> Input rows:

==============================

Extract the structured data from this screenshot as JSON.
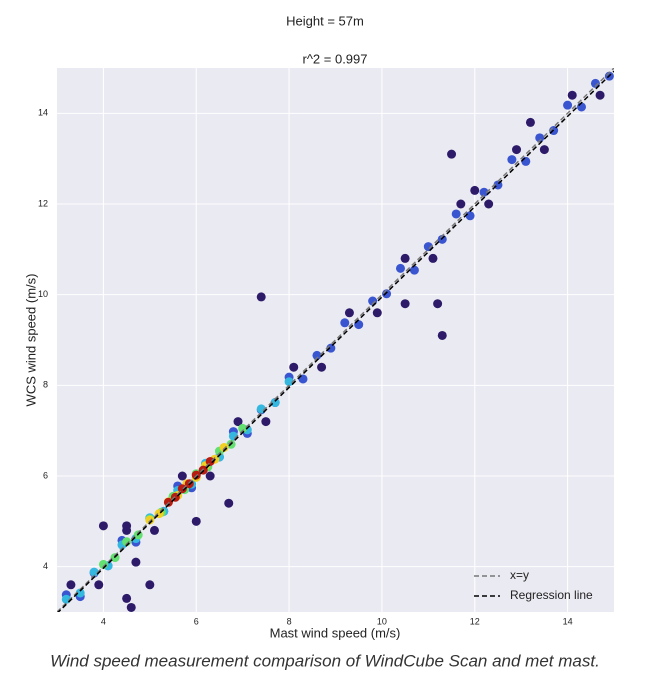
{
  "chart_data": {
    "type": "scatter",
    "title": "Height = 57m",
    "subtitle": "r^2 = 0.997",
    "xlabel": "Mast wind speed (m/s)",
    "ylabel": "WCS wind speed (m/s)",
    "xlim": [
      3,
      15
    ],
    "ylim": [
      3,
      15
    ],
    "xticks": [
      4,
      6,
      8,
      10,
      12,
      14
    ],
    "yticks": [
      4,
      6,
      8,
      10,
      12,
      14
    ],
    "grid": true,
    "legend": "lower right",
    "series": [
      {
        "color": "#2d1b69",
        "x": [
          3.3,
          3.9,
          4.5,
          5.1,
          5.7,
          6.3,
          6.9,
          7.5,
          8.1,
          8.7,
          9.3,
          9.9,
          10.5,
          11.1,
          11.7,
          12.3,
          12.9,
          13.5,
          14.1,
          14.7,
          7.4,
          10.5,
          11.2,
          11.3,
          4.0,
          4.5,
          4.7,
          5.0,
          4.5,
          4.6,
          6.0,
          6.7,
          11.5,
          12.0,
          13.2
        ],
        "values": [
          3.6,
          3.6,
          4.8,
          4.8,
          6.0,
          6.0,
          7.2,
          7.2,
          8.4,
          8.4,
          9.6,
          9.6,
          10.8,
          10.8,
          12.0,
          12.0,
          13.2,
          13.2,
          14.4,
          14.4,
          9.95,
          9.8,
          9.8,
          9.1,
          4.9,
          4.9,
          4.1,
          3.6,
          3.3,
          3.1,
          5.0,
          5.4,
          13.1,
          12.3,
          13.8
        ]
      },
      {
        "color": "#3a55d0",
        "x": [
          3.2,
          3.5,
          3.8,
          4.1,
          4.4,
          4.7,
          5.0,
          5.3,
          5.6,
          5.9,
          6.2,
          6.5,
          6.8,
          7.1,
          7.4,
          7.7,
          8.0,
          8.3,
          8.6,
          8.9,
          9.2,
          9.5,
          9.8,
          10.1,
          10.4,
          10.7,
          11.0,
          11.3,
          11.6,
          11.9,
          12.2,
          12.5,
          12.8,
          13.1,
          13.4,
          13.7,
          14.0,
          14.3,
          14.6,
          14.9
        ],
        "values": [
          3.38,
          3.34,
          3.86,
          4.02,
          4.58,
          4.54,
          5.06,
          5.22,
          5.78,
          5.74,
          6.26,
          6.42,
          6.98,
          6.94,
          7.46,
          7.62,
          8.18,
          8.14,
          8.66,
          8.82,
          9.38,
          9.34,
          9.86,
          10.02,
          10.58,
          10.54,
          11.06,
          11.22,
          11.78,
          11.74,
          12.26,
          12.42,
          12.98,
          12.94,
          13.46,
          13.62,
          14.18,
          14.14,
          14.66,
          14.82
        ]
      },
      {
        "color": "#35b8e0",
        "x": [
          3.2,
          3.5,
          3.8,
          4.1,
          4.4,
          4.7,
          5.0,
          5.3,
          5.6,
          5.9,
          6.2,
          6.5,
          6.8,
          7.1,
          7.4,
          7.7,
          8.0
        ],
        "values": [
          3.28,
          3.42,
          3.88,
          4.02,
          4.48,
          4.62,
          5.08,
          5.22,
          5.68,
          5.82,
          6.28,
          6.42,
          6.88,
          7.02,
          7.48,
          7.62,
          8.08
        ]
      },
      {
        "color": "#62e070",
        "x": [
          4.0,
          4.25,
          4.5,
          4.75,
          5.0,
          5.25,
          5.5,
          5.75,
          6.0,
          6.25,
          6.5,
          6.75,
          7.0
        ],
        "values": [
          4.05,
          4.2,
          4.55,
          4.7,
          5.05,
          5.2,
          5.55,
          5.7,
          6.05,
          6.2,
          6.55,
          6.7,
          7.05
        ]
      },
      {
        "color": "#f0d020",
        "x": [
          5.0,
          5.2,
          5.4,
          5.6,
          5.8,
          6.0,
          6.2,
          6.4,
          6.6
        ],
        "values": [
          5.03,
          5.17,
          5.43,
          5.57,
          5.83,
          5.97,
          6.23,
          6.37,
          6.63
        ]
      },
      {
        "color": "#b81c10",
        "x": [
          5.4,
          5.55,
          5.7,
          5.85,
          6.0,
          6.15,
          6.3
        ],
        "values": [
          5.42,
          5.53,
          5.72,
          5.83,
          6.02,
          6.13,
          6.32
        ]
      }
    ],
    "lines": [
      {
        "name": "x=y",
        "color": "#777777",
        "x": [
          3,
          15
        ],
        "values": [
          3,
          15
        ]
      },
      {
        "name": "Regression line",
        "color": "#000000",
        "x": [
          3,
          15
        ],
        "values": [
          2.97,
          14.93
        ]
      }
    ]
  },
  "caption": "Wind speed measurement comparison of WindCube Scan and met mast."
}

==============================

> Goal of the exercise:
Isolate each line of the listing above that includes "speed". Copy it.

> Expected answer:
    "xlabel": "Mast wind speed (m/s)",
    "ylabel": "WCS wind speed (m/s)",
  "caption": "Wind speed measurement comparison of WindCube Scan and met mast."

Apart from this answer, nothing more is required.